### Task instructions:
Reproduce the records below in full and exactly, without their images.
+---+
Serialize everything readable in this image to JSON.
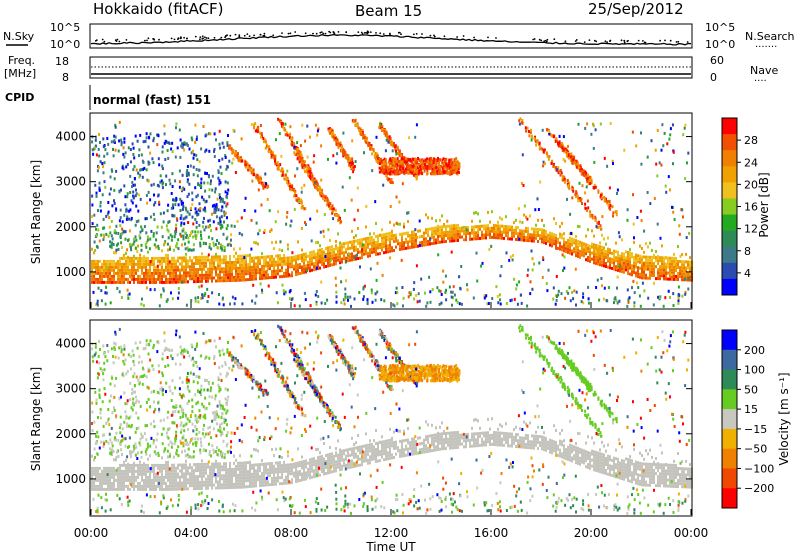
{
  "header": {
    "title_left": "Hokkaido (fitACF)",
    "title_center": "Beam 15",
    "title_right": "25/Sep/2012"
  },
  "side_labels": {
    "nsky": "N.Sky",
    "nsearch": "N.Search",
    "freq_line1": "Freq.",
    "freq_line2": "[MHz]",
    "nave": "Nave",
    "cpid": "CPID",
    "dotted_marker": "·······",
    "dotted_marker_short": "····"
  },
  "nsky_panel": {
    "ytick_top": "10^5",
    "ytick_bottom": "10^0",
    "right_tick_top": "10^5",
    "right_tick_bottom": "10^0"
  },
  "freq_panel": {
    "ytick_top": "18",
    "ytick_bottom": "8",
    "right_tick_top": "60",
    "right_tick_bottom": "0"
  },
  "cpid_panel": {
    "text": "normal (fast) 151"
  },
  "colors": {
    "power": [
      "#0000ff",
      "#2a4bb0",
      "#3c7a8a",
      "#2e8b57",
      "#22aa22",
      "#88cc22",
      "#f0c020",
      "#f0a000",
      "#f08000",
      "#f05000",
      "#ff0000"
    ],
    "velocity": [
      "#ff0000",
      "#f04800",
      "#f08000",
      "#f0b000",
      "#c8c8c0",
      "#66cc22",
      "#2e8b57",
      "#3c6aa0",
      "#0000ff"
    ],
    "ground_scatter": "#c4c4bc"
  },
  "chart_data": [
    {
      "type": "heatmap",
      "name": "power",
      "ylabel": "Slant Range [km]",
      "yticks": [
        "1000",
        "2000",
        "3000",
        "4000"
      ],
      "ylim": [
        200,
        4500
      ],
      "xlim": [
        0,
        24
      ],
      "colorbar": {
        "label": "Power [dB]",
        "ticks": [
          "4",
          "8",
          "12",
          "16",
          "20",
          "24",
          "28"
        ],
        "range": [
          0,
          32
        ]
      },
      "main_echo_band_km": [
        {
          "ut": 0,
          "lower": 800,
          "upper": 1300
        },
        {
          "ut": 3,
          "lower": 800,
          "upper": 1400
        },
        {
          "ut": 6,
          "lower": 850,
          "upper": 1400
        },
        {
          "ut": 8,
          "lower": 950,
          "upper": 1400
        },
        {
          "ut": 10,
          "lower": 1250,
          "upper": 1650
        },
        {
          "ut": 12,
          "lower": 1500,
          "upper": 1900
        },
        {
          "ut": 14,
          "lower": 1700,
          "upper": 2050
        },
        {
          "ut": 16,
          "lower": 1800,
          "upper": 2100
        },
        {
          "ut": 18,
          "lower": 1700,
          "upper": 2000
        },
        {
          "ut": 20,
          "lower": 1250,
          "upper": 1650
        },
        {
          "ut": 22,
          "lower": 900,
          "upper": 1400
        },
        {
          "ut": 24,
          "lower": 850,
          "upper": 1300
        }
      ]
    },
    {
      "type": "heatmap",
      "name": "velocity",
      "ylabel": "Slant Range [km]",
      "xlabel": "Time UT",
      "yticks": [
        "1000",
        "2000",
        "3000",
        "4000"
      ],
      "xticks": [
        "00:00",
        "04:00",
        "08:00",
        "12:00",
        "16:00",
        "20:00",
        "00:00"
      ],
      "ylim": [
        200,
        4500
      ],
      "xlim": [
        0,
        24
      ],
      "colorbar": {
        "label": "Velocity [m s⁻¹]",
        "ticks": [
          "200",
          "100",
          "50",
          "15",
          "−15",
          "−50",
          "−100",
          "−200"
        ],
        "range": [
          -250,
          250
        ]
      }
    }
  ]
}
+---+
### Exercise solution:
Serialize everything readable in this image to JSON.
{
  "header": {
    "title_left": "Hokkaido (fitACF)",
    "title_center": "Beam 15",
    "title_right": "25/Sep/2012"
  },
  "side_labels": {
    "nsky": "N.Sky",
    "nsearch": "N.Search",
    "freq_line1": "Freq.",
    "freq_line2": "[MHz]",
    "nave": "Nave",
    "cpid": "CPID",
    "dotted_marker": "·······",
    "dotted_marker_short": "····"
  },
  "nsky_panel": {
    "ytick_top": "10^5",
    "ytick_bottom": "10^0",
    "right_tick_top": "10^5",
    "right_tick_bottom": "10^0"
  },
  "freq_panel": {
    "ytick_top": "18",
    "ytick_bottom": "8",
    "right_tick_top": "60",
    "right_tick_bottom": "0"
  },
  "cpid_panel": {
    "text": "normal (fast) 151"
  },
  "colors": {
    "power": [
      "#0000ff",
      "#2a4bb0",
      "#3c7a8a",
      "#2e8b57",
      "#22aa22",
      "#88cc22",
      "#f0c020",
      "#f0a000",
      "#f08000",
      "#f05000",
      "#ff0000"
    ],
    "velocity": [
      "#ff0000",
      "#f04800",
      "#f08000",
      "#f0b000",
      "#c8c8c0",
      "#66cc22",
      "#2e8b57",
      "#3c6aa0",
      "#0000ff"
    ],
    "ground_scatter": "#c4c4bc"
  },
  "chart_data": [
    {
      "type": "heatmap",
      "name": "power",
      "ylabel": "Slant Range [km]",
      "yticks": [
        "1000",
        "2000",
        "3000",
        "4000"
      ],
      "ylim": [
        200,
        4500
      ],
      "xlim": [
        0,
        24
      ],
      "colorbar": {
        "label": "Power [dB]",
        "ticks": [
          "4",
          "8",
          "12",
          "16",
          "20",
          "24",
          "28"
        ],
        "range": [
          0,
          32
        ]
      },
      "main_echo_band_km": [
        {
          "ut": 0,
          "lower": 800,
          "upper": 1300
        },
        {
          "ut": 3,
          "lower": 800,
          "upper": 1400
        },
        {
          "ut": 6,
          "lower": 850,
          "upper": 1400
        },
        {
          "ut": 8,
          "lower": 950,
          "upper": 1400
        },
        {
          "ut": 10,
          "lower": 1250,
          "upper": 1650
        },
        {
          "ut": 12,
          "lower": 1500,
          "upper": 1900
        },
        {
          "ut": 14,
          "lower": 1700,
          "upper": 2050
        },
        {
          "ut": 16,
          "lower": 1800,
          "upper": 2100
        },
        {
          "ut": 18,
          "lower": 1700,
          "upper": 2000
        },
        {
          "ut": 20,
          "lower": 1250,
          "upper": 1650
        },
        {
          "ut": 22,
          "lower": 900,
          "upper": 1400
        },
        {
          "ut": 24,
          "lower": 850,
          "upper": 1300
        }
      ]
    },
    {
      "type": "heatmap",
      "name": "velocity",
      "ylabel": "Slant Range [km]",
      "xlabel": "Time UT",
      "yticks": [
        "1000",
        "2000",
        "3000",
        "4000"
      ],
      "xticks": [
        "00:00",
        "04:00",
        "08:00",
        "12:00",
        "16:00",
        "20:00",
        "00:00"
      ],
      "ylim": [
        200,
        4500
      ],
      "xlim": [
        0,
        24
      ],
      "colorbar": {
        "label": "Velocity [m s⁻¹]",
        "ticks": [
          "200",
          "100",
          "50",
          "15",
          "−15",
          "−50",
          "−100",
          "−200"
        ],
        "range": [
          -250,
          250
        ]
      }
    }
  ]
}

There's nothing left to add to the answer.